> **WHAT IS ASKED**
Quote all lines below exactly. Images stay out.

> **DATA TO USE**
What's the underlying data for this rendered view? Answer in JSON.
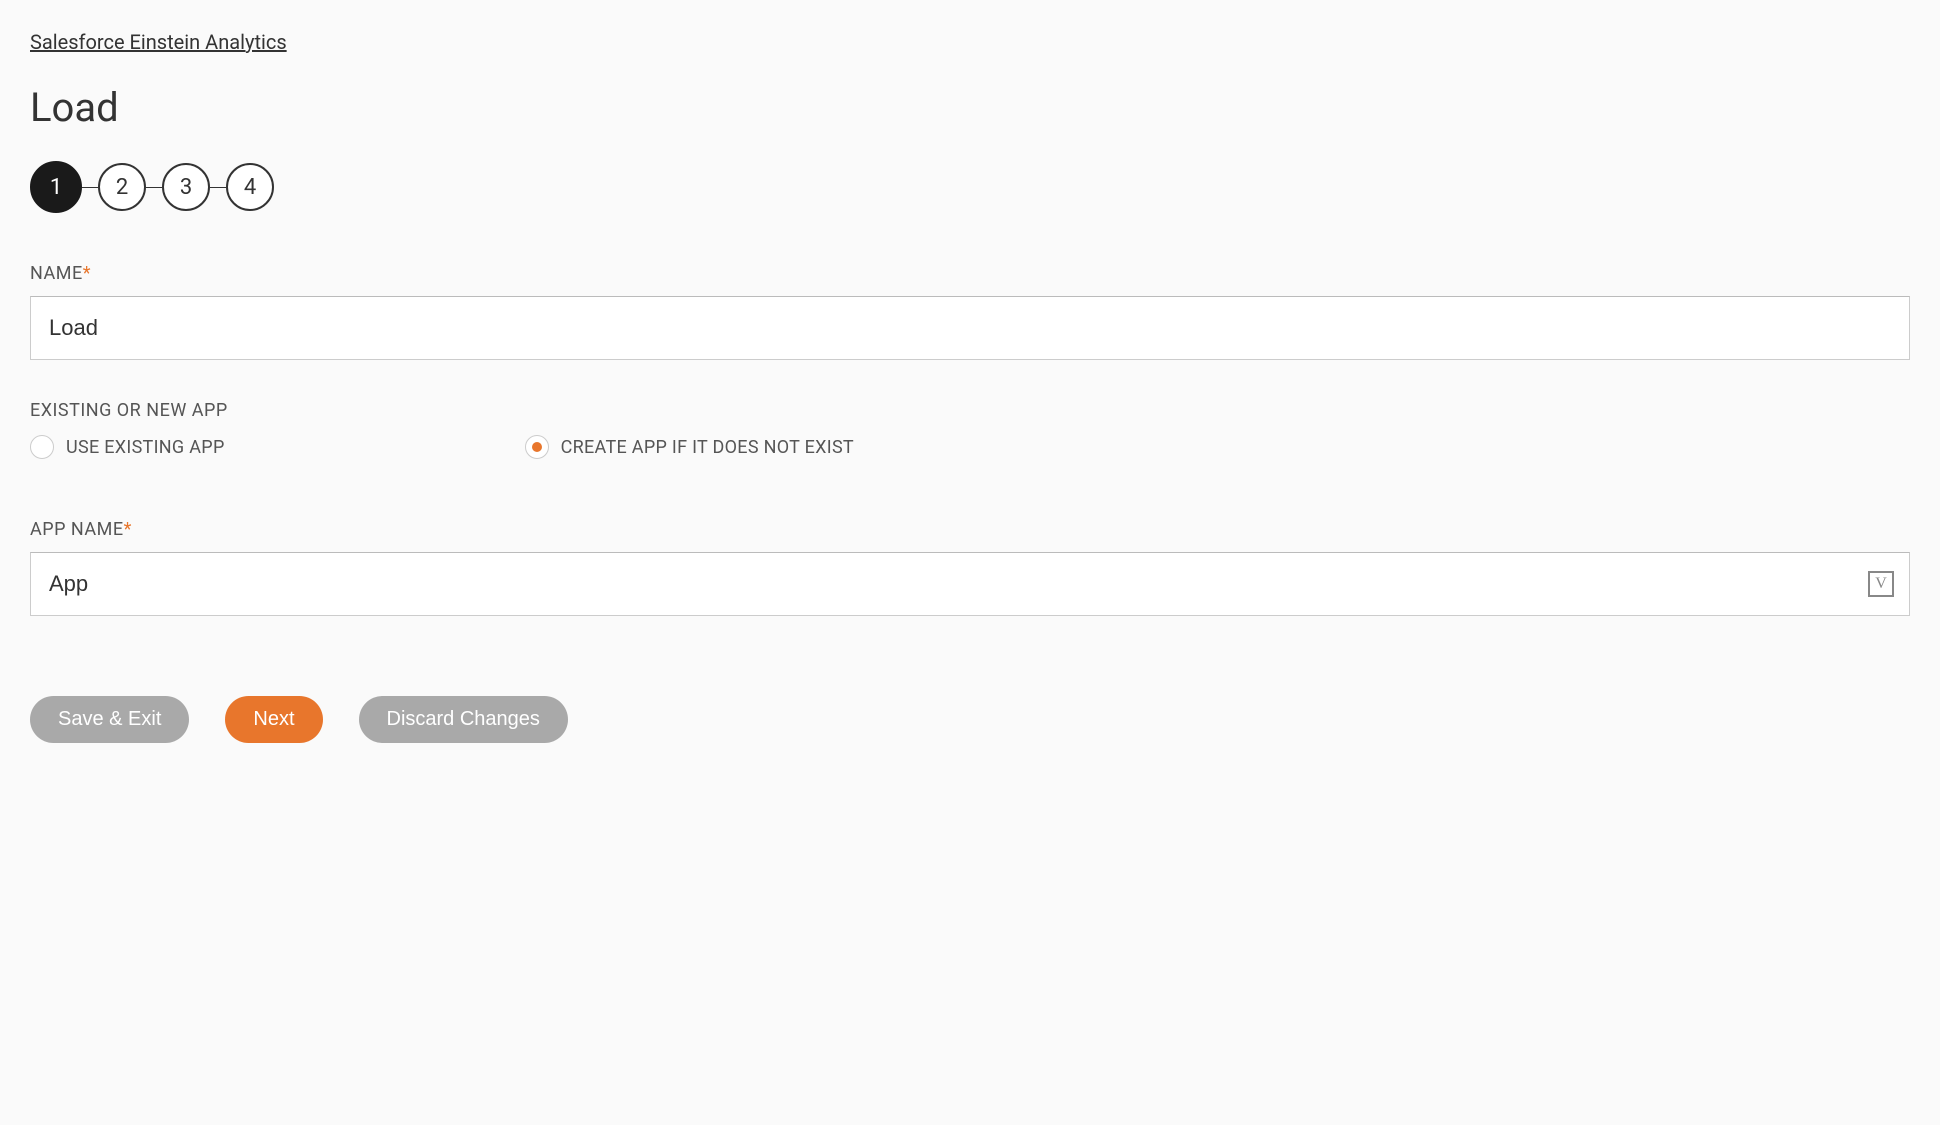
{
  "breadcrumb": "Salesforce Einstein Analytics",
  "page_title": "Load",
  "stepper": {
    "steps": [
      "1",
      "2",
      "3",
      "4"
    ],
    "active_index": 0
  },
  "fields": {
    "name": {
      "label": "NAME",
      "required_mark": "*",
      "value": "Load"
    },
    "existing_or_new": {
      "label": "EXISTING OR NEW APP",
      "options": {
        "use_existing": "USE EXISTING APP",
        "create_if_not_exist": "CREATE APP IF IT DOES NOT EXIST"
      },
      "selected": "create_if_not_exist"
    },
    "app_name": {
      "label": "APP NAME",
      "required_mark": "*",
      "value": "App",
      "icon_label": "V"
    }
  },
  "buttons": {
    "save_exit": "Save & Exit",
    "next": "Next",
    "discard": "Discard Changes"
  }
}
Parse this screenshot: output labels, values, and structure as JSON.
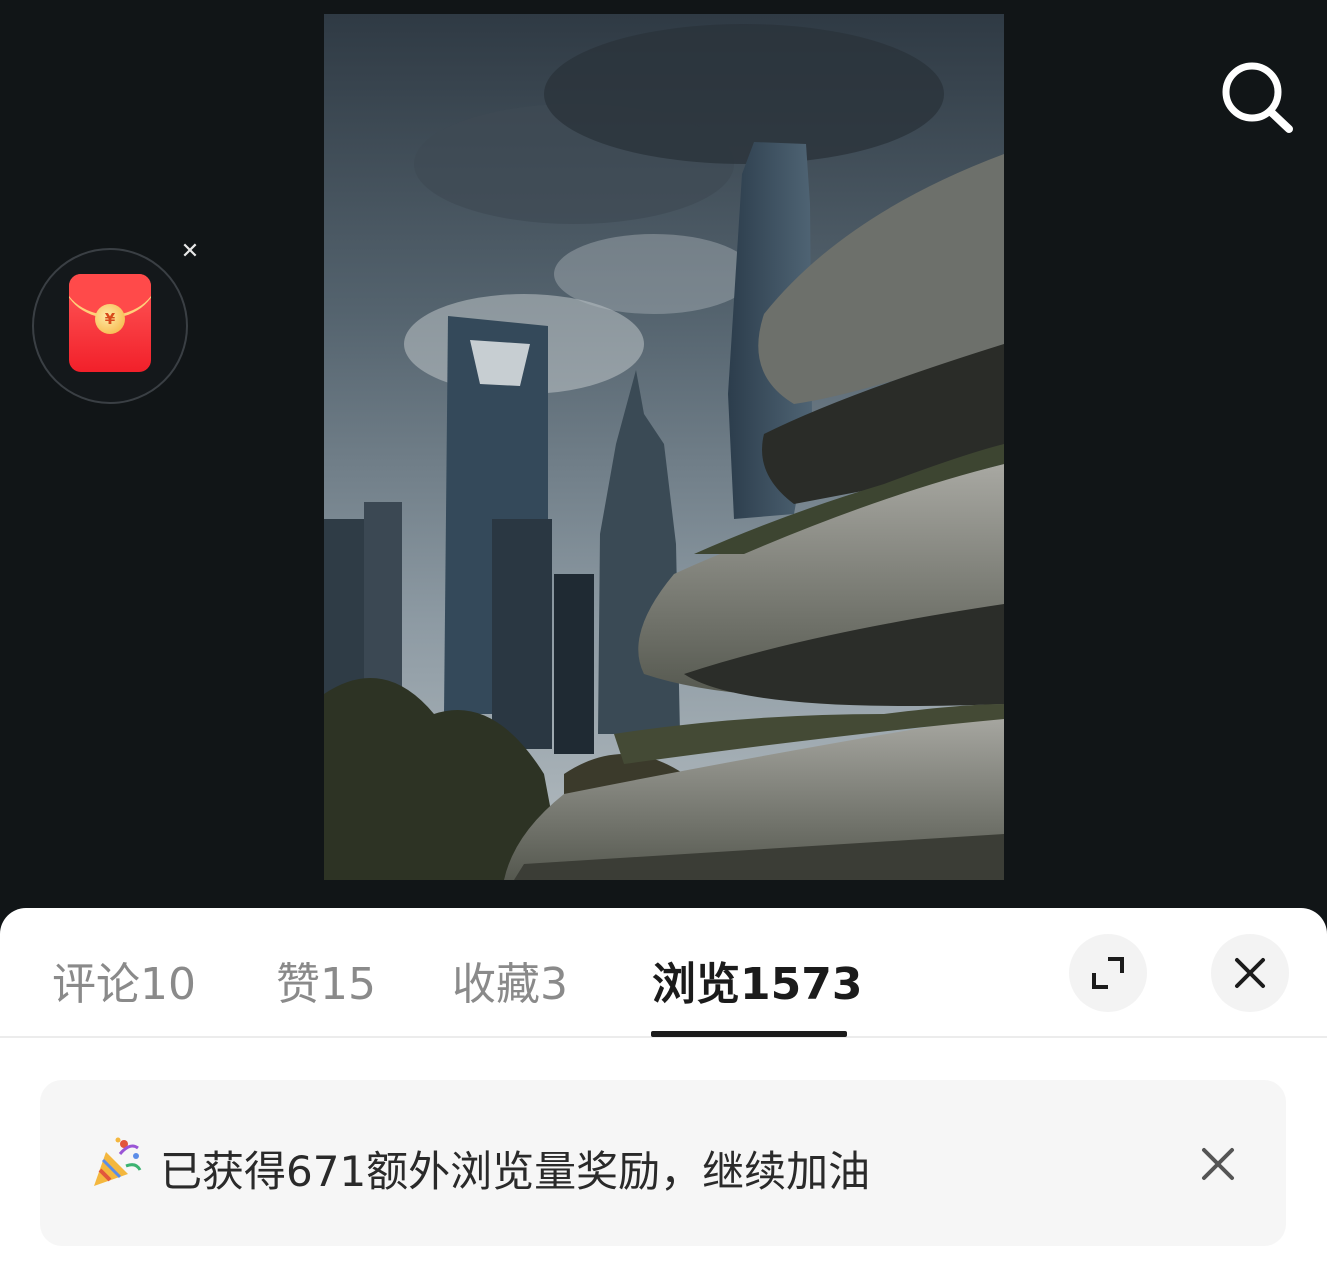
{
  "tabs": [
    {
      "label": "评论",
      "count": "10"
    },
    {
      "label": "赞",
      "count": "15"
    },
    {
      "label": "收藏",
      "count": "3"
    },
    {
      "label": "浏览",
      "count": "1573"
    }
  ],
  "active_tab": "浏览",
  "red_packet": {
    "coin_symbol": "¥"
  },
  "notice": {
    "text": "已获得671额外浏览量奖励，继续加油"
  },
  "icons": {
    "search": "search-icon",
    "expand": "expand-icon",
    "close": "close-icon",
    "party": "party-popper-icon",
    "red_packet": "red-envelope-icon"
  },
  "colors": {
    "active_tab_text": "#1b1b1b",
    "inactive_tab_text": "#8a8a8a",
    "red_packet": "#f2202a"
  }
}
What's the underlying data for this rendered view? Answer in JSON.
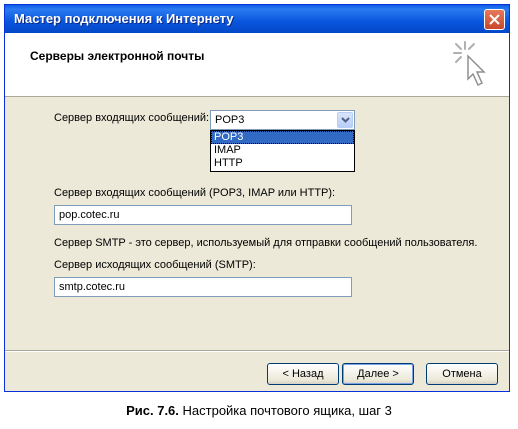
{
  "window": {
    "title": "Мастер подключения к Интернету",
    "header_title": "Серверы электронной почты"
  },
  "form": {
    "incoming_type_label": "Сервер входящих сообщений:",
    "incoming_type_value": "POP3",
    "incoming_type_options": [
      "POP3",
      "IMAP",
      "HTTP"
    ],
    "incoming_server_label": "Сервер входящих сообщений (POP3, IMAP или HTTP):",
    "incoming_server_value": "pop.cotec.ru",
    "smtp_note": "Сервер SMTP - это сервер, используемый для отправки сообщений  пользователя.",
    "outgoing_server_label": "Сервер исходящих сообщений (SMTP):",
    "outgoing_server_value": "smtp.cotec.ru"
  },
  "buttons": {
    "back": "< Назад",
    "next": "Далее >",
    "cancel": "Отмена"
  },
  "caption": {
    "figure": "Рис. 7.6.",
    "text": " Настройка почтового ящика, шаг 3"
  },
  "colors": {
    "titlebar": "#0a5ce8",
    "selection": "#316ac5",
    "dialog_bg": "#ece9d8"
  },
  "icons": [
    "close-icon",
    "wizard-cursor-icon",
    "dropdown-arrow-icon"
  ]
}
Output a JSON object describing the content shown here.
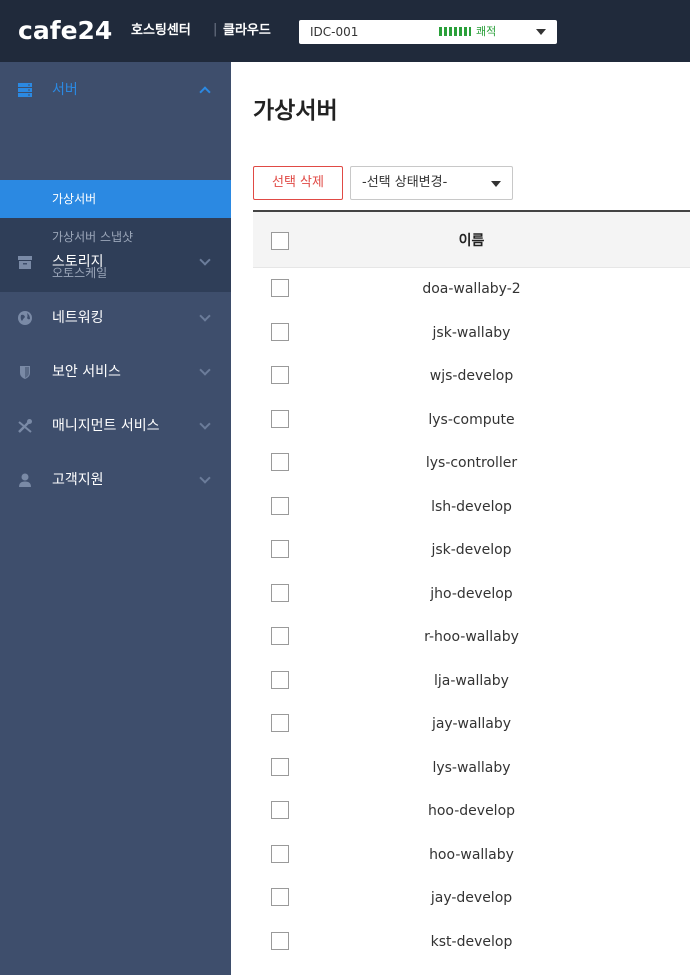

> **TASK ANSWER**
What's the underlying data for this rendered view? Answer in JSON.
{
  "breadcrumb": "Salesforce Einstein Analytics",
  "page_title": "Load",
  "stepper": {
    "steps": [
      "1",
      "2",
      "3",
      "4"
    ],
    "active_index": 0
  },
  "fields": {
    "name": {
      "label": "NAME",
      "required_mark": "*",
      "value": "Load"
    },
    "existing_or_new": {
      "label": "EXISTING OR NEW APP",
      "options": {
        "use_existing": "USE EXISTING APP",
        "create_if_not_exist": "CREATE APP IF IT DOES NOT EXIST"
      },
      "selected": "create_if_not_exist"
    },
    "app_name": {
      "label": "APP NAME",
      "required_mark": "*",
      "value": "App",
      "icon_label": "V"
    }
  },
  "buttons": {
    "save_exit": "Save & Exit",
    "next": "Next",
    "discard": "Discard Changes"
  }
}
Parse this screenshot: output labels, values, and structure as JSON.
{
  "tabs": [
    {
      "label": "评论",
      "count": "10"
    },
    {
      "label": "赞",
      "count": "15"
    },
    {
      "label": "收藏",
      "count": "3"
    },
    {
      "label": "浏览",
      "count": "1573"
    }
  ],
  "active_tab": "浏览",
  "red_packet": {
    "coin_symbol": "¥"
  },
  "notice": {
    "text": "已获得671额外浏览量奖励，继续加油"
  },
  "icons": {
    "search": "search-icon",
    "expand": "expand-icon",
    "close": "close-icon",
    "party": "party-popper-icon",
    "red_packet": "red-envelope-icon"
  },
  "colors": {
    "active_tab_text": "#1b1b1b",
    "inactive_tab_text": "#8a8a8a",
    "red_packet": "#f2202a"
  }
}
What's the underlying data for this rendered view? Answer in JSON.
{
  "window": {
    "title": "Мастер подключения к Интернету",
    "header_title": "Серверы электронной почты"
  },
  "form": {
    "incoming_type_label": "Сервер входящих сообщений:",
    "incoming_type_value": "POP3",
    "incoming_type_options": [
      "POP3",
      "IMAP",
      "HTTP"
    ],
    "incoming_server_label": "Сервер входящих сообщений (POP3, IMAP или HTTP):",
    "incoming_server_value": "pop.cotec.ru",
    "smtp_note": "Сервер SMTP - это сервер, используемый для отправки сообщений  пользователя.",
    "outgoing_server_label": "Сервер исходящих сообщений (SMTP):",
    "outgoing_server_value": "smtp.cotec.ru"
  },
  "buttons": {
    "back": "< Назад",
    "next": "Далее >",
    "cancel": "Отмена"
  },
  "caption": {
    "figure": "Рис. 7.6.",
    "text": " Настройка почтового ящика, шаг 3"
  },
  "colors": {
    "titlebar": "#0a5ce8",
    "selection": "#316ac5",
    "dialog_bg": "#ece9d8"
  },
  "icons": [
    "close-icon",
    "wizard-cursor-icon",
    "dropdown-arrow-icon"
  ]
}
Output a JSON object describing the content shown here.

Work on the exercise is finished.